(THE REQUEST):
State only the number of lines that include "marche".
── INPUT FOR THIS TASK ──
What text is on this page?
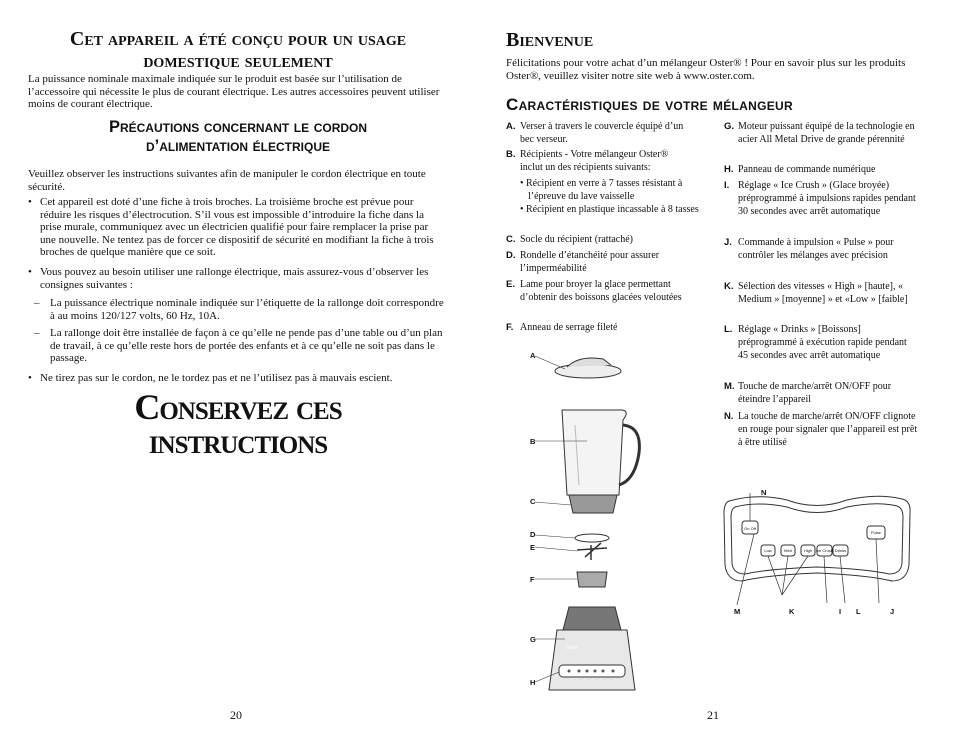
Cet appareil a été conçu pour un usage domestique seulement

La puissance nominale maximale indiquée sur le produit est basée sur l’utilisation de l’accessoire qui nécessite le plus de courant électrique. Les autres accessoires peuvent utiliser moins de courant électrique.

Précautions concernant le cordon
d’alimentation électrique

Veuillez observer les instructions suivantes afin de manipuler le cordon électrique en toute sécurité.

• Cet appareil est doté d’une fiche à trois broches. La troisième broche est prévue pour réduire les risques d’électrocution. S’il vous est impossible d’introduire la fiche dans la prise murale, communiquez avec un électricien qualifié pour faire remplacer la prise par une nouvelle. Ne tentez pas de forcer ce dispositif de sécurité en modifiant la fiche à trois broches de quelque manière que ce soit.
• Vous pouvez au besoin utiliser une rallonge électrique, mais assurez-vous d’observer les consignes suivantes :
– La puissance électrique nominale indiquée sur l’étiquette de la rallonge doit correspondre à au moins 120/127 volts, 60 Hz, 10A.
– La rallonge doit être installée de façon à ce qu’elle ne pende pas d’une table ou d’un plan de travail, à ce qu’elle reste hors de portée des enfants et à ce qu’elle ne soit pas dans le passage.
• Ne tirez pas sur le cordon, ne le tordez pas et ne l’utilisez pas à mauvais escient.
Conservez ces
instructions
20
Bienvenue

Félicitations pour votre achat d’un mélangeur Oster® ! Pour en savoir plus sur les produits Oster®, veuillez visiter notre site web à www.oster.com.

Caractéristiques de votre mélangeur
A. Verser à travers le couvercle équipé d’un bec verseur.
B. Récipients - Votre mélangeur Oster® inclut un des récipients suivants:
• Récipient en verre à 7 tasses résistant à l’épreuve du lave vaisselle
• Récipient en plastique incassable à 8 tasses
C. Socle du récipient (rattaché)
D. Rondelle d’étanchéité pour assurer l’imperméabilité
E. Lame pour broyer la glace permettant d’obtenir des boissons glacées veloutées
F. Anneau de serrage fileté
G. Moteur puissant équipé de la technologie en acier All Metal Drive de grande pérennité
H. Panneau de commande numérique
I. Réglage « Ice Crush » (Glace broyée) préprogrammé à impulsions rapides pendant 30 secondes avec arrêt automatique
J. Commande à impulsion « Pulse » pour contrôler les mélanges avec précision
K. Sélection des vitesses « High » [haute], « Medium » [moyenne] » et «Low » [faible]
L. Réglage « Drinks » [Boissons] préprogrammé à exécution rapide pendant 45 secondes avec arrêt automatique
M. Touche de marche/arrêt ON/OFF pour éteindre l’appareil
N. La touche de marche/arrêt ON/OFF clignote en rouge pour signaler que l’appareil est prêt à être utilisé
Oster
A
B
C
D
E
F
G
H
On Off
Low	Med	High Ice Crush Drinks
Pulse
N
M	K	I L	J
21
───
── INPUT FOR THIS TASK ──
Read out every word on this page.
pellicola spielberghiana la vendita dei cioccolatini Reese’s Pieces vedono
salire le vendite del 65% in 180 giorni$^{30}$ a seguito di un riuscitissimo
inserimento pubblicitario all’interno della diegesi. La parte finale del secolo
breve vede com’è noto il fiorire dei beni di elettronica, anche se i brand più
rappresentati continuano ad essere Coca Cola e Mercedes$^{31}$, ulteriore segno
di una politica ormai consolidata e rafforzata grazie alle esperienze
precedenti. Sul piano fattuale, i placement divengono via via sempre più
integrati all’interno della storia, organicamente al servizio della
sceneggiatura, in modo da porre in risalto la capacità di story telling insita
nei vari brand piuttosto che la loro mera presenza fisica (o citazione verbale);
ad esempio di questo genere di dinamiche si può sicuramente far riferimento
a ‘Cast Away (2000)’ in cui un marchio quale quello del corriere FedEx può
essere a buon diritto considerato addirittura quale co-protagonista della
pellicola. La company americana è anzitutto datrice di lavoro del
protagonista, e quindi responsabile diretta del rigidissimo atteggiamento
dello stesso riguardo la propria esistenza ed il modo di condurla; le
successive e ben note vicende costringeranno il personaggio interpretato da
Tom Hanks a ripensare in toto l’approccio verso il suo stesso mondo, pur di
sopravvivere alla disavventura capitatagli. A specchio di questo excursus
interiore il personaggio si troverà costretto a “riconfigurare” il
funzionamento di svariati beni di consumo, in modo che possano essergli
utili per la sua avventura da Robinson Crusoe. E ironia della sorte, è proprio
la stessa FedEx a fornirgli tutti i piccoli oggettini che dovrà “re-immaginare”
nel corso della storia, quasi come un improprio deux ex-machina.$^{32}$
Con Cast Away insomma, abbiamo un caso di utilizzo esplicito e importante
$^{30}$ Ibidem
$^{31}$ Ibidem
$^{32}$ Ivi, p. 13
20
───
── INPUT FOR THIS TASK ──
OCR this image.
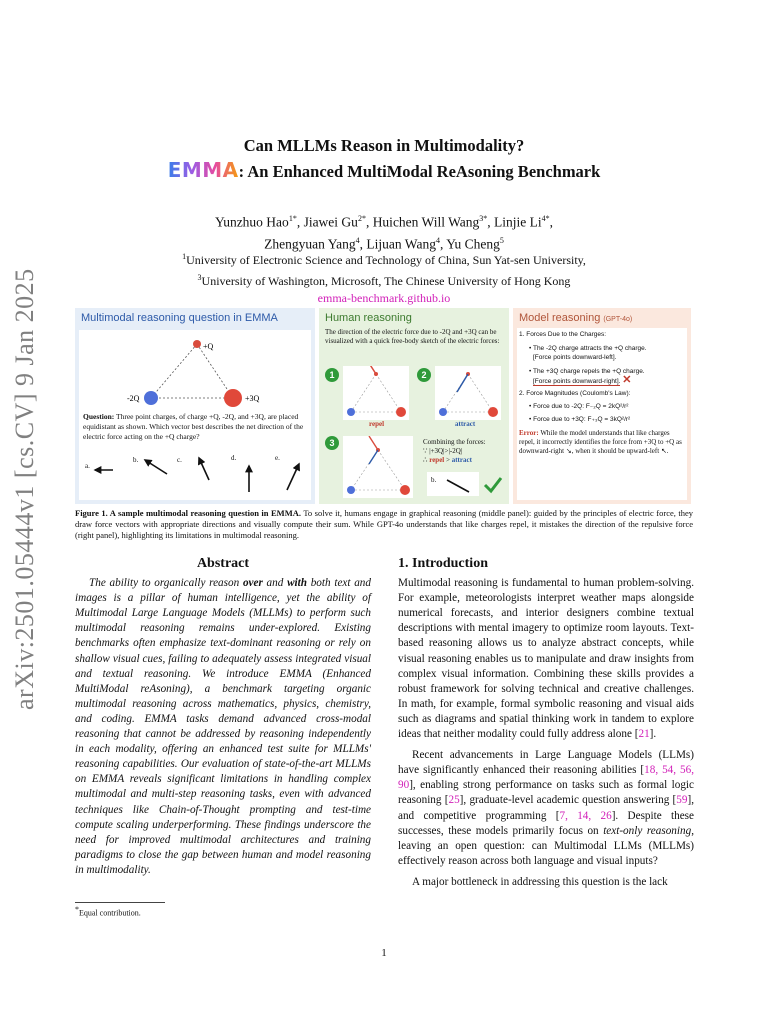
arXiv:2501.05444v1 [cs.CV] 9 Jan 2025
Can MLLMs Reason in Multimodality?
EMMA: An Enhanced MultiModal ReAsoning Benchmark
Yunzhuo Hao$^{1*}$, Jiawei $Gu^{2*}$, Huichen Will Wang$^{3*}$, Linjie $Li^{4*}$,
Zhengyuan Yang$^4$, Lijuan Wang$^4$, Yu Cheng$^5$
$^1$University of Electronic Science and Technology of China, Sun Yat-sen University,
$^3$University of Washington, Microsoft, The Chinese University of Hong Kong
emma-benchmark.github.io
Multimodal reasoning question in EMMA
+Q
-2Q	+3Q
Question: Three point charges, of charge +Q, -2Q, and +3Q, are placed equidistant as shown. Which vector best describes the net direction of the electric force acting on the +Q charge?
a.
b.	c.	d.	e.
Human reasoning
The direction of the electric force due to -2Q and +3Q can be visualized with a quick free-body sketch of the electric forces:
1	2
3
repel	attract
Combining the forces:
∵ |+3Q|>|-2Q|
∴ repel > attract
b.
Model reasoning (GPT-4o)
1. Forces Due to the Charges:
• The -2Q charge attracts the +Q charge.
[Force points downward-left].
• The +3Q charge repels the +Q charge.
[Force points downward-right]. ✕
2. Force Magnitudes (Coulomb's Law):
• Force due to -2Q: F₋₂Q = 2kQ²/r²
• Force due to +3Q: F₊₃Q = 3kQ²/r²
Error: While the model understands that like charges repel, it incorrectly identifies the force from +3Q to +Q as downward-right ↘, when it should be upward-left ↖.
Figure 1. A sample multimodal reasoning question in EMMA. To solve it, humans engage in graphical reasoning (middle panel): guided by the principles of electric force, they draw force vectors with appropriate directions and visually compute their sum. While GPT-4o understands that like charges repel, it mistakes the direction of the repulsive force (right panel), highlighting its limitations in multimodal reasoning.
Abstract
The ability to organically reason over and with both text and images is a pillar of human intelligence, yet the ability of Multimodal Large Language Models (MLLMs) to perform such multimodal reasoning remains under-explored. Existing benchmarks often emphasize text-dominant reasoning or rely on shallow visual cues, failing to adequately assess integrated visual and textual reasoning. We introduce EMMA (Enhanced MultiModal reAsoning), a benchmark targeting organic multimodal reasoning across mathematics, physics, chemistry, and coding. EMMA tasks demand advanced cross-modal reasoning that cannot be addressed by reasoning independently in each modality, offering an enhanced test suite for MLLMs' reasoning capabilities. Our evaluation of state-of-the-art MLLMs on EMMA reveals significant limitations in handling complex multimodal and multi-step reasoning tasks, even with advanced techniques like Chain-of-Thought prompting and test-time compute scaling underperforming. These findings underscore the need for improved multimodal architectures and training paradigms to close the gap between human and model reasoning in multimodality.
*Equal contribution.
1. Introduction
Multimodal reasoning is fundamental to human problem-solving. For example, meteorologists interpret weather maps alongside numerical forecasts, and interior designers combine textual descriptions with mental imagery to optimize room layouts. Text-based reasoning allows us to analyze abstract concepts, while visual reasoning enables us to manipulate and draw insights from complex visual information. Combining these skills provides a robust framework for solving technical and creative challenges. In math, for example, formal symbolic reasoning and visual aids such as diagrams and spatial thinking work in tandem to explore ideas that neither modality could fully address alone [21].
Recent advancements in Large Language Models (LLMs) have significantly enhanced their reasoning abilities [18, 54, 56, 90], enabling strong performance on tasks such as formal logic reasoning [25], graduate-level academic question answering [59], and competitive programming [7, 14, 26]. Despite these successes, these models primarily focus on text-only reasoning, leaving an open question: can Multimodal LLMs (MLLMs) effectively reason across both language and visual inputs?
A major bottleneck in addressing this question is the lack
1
───
(EXERCISE SOLUTION):
2